• SOURCE DOCUMENT:
---

Israeli–Syrian peace negotiations 
During United States-brokered negotiations in 1999–2000, Israel and Syria discussed a peace deal that would include Israeli withdrawal in return for a comprehensive peace structure, recognition and full normalization of relations. The disagreement in the final stages of the talks was on access to the Sea of Galilee. Israel offered to withdraw to the pre-1948 border (the 1923 Paulet-Newcombe line), while Syria insisted on the 1967 frontier. The former line has never been recognised by Syria, claiming it was imposed by the colonial powers, while the latter was rejected by Israel as the result of Syrian aggression. The difference between the lines is less than 100 meters for the most part, but the 1967 line would give Syria access to the Sea of Galilee, and Israel wished to retain control of the Sea of Galilee, its only freshwater lake and a major water resource. Dennis Ross, U.S. President Bill Clinton's chief Middle East negotiator, blamed "cold feet" on the part of Israeli Prime Minister Ehud Barak for the breakdown. Clinton also laid blame on Israel, as he said after the fact in his autobiography My Life.

In June 2007, it was reported that Prime Minister Ehud Olmert had sent a secret message to Syrian President Bashar al-Assad saying that Israel would concede the land in exchange for a comprehensive peace agreement and the severing of Syria's ties with Iran and militant groups in the region. On the same day, former Prime Minister Benjamin Netanyahu announced that the former Syrian President, Hafez Assad, had promised to let Israel retain Mount Hermon in any future agreement.

In April 2008, Syrian media reported Turkey's Prime Minister Recep Tayyip Erdoğan had told President Bashar al-Assad that Israel would withdraw from the Golan Heights in return for peace. Israeli leaders of communities in the Golan Heights held a special meeting and stated: "all construction and development projects in the Golan are going ahead as planned, propelled by the certainty that any attempt to harm Israeli sovereignty in the Golan will cause severe damage to state security and thus is doomed to fail". A survey found that 70% of Israelis oppose relinquishing the Golan for peace with Syria. That year, a plenary session of the United Nations General Assembly passed a resolution 161–1 in favour of a motion on the Golan Heights that reaffirmed UN Security Council Resolution 497 and called on Israel to desist from "changing the physical character, demographic composition, institutional structure and legal status of the occupied Syrian Golan and, in particular, to desist from the establishment of settlements [and] from imposing Israeli citizenship and Israeli identity cards on the Syrian citizens in the occupied Syrian Golan and from its repressive measures against the population of the occupied Syrian Golan." Israel was the only nation to vote against the resolution. Indirect talks broke down after the Gaza War began. Syria broke off the talks to protest Israeli military operations. Israel subsequently appealed to Turkey to resume mediation.

---

Extracted records
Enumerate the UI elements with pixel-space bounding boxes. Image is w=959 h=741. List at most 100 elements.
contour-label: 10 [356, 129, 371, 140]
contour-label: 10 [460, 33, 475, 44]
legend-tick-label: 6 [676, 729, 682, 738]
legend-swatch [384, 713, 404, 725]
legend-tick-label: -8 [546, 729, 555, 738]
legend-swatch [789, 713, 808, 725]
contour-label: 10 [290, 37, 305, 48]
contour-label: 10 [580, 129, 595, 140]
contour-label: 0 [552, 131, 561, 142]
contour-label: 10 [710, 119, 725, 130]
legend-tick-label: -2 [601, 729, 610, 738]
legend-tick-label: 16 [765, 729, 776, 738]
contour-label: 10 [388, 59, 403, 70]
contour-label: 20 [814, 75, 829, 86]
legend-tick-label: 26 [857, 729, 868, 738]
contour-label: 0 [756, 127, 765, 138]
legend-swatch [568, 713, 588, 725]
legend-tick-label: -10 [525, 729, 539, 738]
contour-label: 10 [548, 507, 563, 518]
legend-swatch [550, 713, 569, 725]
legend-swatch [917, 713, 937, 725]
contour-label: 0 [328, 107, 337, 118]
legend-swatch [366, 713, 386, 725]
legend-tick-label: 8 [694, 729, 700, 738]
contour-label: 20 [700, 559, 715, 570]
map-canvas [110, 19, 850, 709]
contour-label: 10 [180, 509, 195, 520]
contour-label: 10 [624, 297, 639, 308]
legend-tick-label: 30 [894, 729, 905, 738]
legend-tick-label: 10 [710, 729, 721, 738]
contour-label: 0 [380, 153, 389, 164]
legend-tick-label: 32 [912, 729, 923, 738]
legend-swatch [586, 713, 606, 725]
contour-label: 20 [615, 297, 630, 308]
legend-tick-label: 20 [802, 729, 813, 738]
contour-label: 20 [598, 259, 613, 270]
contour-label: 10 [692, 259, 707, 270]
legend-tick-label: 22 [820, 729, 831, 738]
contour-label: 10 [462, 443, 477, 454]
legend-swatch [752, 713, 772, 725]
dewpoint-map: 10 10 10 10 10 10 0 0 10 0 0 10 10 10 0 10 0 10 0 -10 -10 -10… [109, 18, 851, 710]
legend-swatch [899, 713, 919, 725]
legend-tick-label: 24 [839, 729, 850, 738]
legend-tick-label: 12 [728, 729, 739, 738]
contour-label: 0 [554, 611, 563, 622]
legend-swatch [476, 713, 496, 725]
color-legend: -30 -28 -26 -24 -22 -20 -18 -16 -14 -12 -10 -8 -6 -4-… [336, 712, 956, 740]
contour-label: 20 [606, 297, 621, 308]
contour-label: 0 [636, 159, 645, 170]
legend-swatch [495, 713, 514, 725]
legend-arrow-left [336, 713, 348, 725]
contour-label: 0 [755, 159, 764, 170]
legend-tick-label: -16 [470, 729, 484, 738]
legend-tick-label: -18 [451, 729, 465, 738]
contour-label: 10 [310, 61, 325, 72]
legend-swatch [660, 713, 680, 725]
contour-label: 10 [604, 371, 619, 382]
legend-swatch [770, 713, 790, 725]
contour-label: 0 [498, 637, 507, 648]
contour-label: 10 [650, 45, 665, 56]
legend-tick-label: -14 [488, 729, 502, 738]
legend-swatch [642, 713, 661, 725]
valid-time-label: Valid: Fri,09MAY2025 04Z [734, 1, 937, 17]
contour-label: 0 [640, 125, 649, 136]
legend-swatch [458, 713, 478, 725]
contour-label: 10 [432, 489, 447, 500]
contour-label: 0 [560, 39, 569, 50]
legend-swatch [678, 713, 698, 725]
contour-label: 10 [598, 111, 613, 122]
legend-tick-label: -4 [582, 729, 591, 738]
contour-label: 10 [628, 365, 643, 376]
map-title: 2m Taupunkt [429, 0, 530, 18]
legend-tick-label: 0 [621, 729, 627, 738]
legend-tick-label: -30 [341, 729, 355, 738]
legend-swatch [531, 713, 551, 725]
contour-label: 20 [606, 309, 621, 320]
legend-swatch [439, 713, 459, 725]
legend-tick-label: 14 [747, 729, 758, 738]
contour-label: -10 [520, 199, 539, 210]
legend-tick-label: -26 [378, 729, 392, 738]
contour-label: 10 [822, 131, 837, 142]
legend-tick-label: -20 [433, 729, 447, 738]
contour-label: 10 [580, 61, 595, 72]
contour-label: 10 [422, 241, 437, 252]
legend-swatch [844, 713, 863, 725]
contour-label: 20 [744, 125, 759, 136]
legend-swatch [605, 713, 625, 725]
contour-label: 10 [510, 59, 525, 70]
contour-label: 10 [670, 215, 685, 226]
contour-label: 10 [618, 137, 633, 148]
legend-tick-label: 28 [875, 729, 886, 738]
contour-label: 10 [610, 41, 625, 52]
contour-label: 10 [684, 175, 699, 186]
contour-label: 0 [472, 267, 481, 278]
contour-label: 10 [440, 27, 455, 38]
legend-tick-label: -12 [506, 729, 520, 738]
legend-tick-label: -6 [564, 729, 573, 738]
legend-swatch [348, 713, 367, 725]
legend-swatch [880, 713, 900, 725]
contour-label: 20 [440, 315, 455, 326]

---

In the text on Israeli–Syrian peace negotiations, can you repeat the part starting with "In June 2007, it" and going on through "any future agreement.", switching "secret message" to "confidential message"? The data stands apart from the text on Israeli–Syrian peace negotiations.

In June 2007, it was reported that Prime Minister Ehud Olmert had sent a confidential message to Syrian President Bashar al-Assad saying that Israel would concede the land in exchange for a comprehensive peace agreement and the severing of Syria's ties with Iran and militant groups in the region. On the same day, former Prime Minister Benjamin Netanyahu announced that the former Syrian President, Hafez Assad, had promised to let Israel retain Mount Hermon in any future agreement.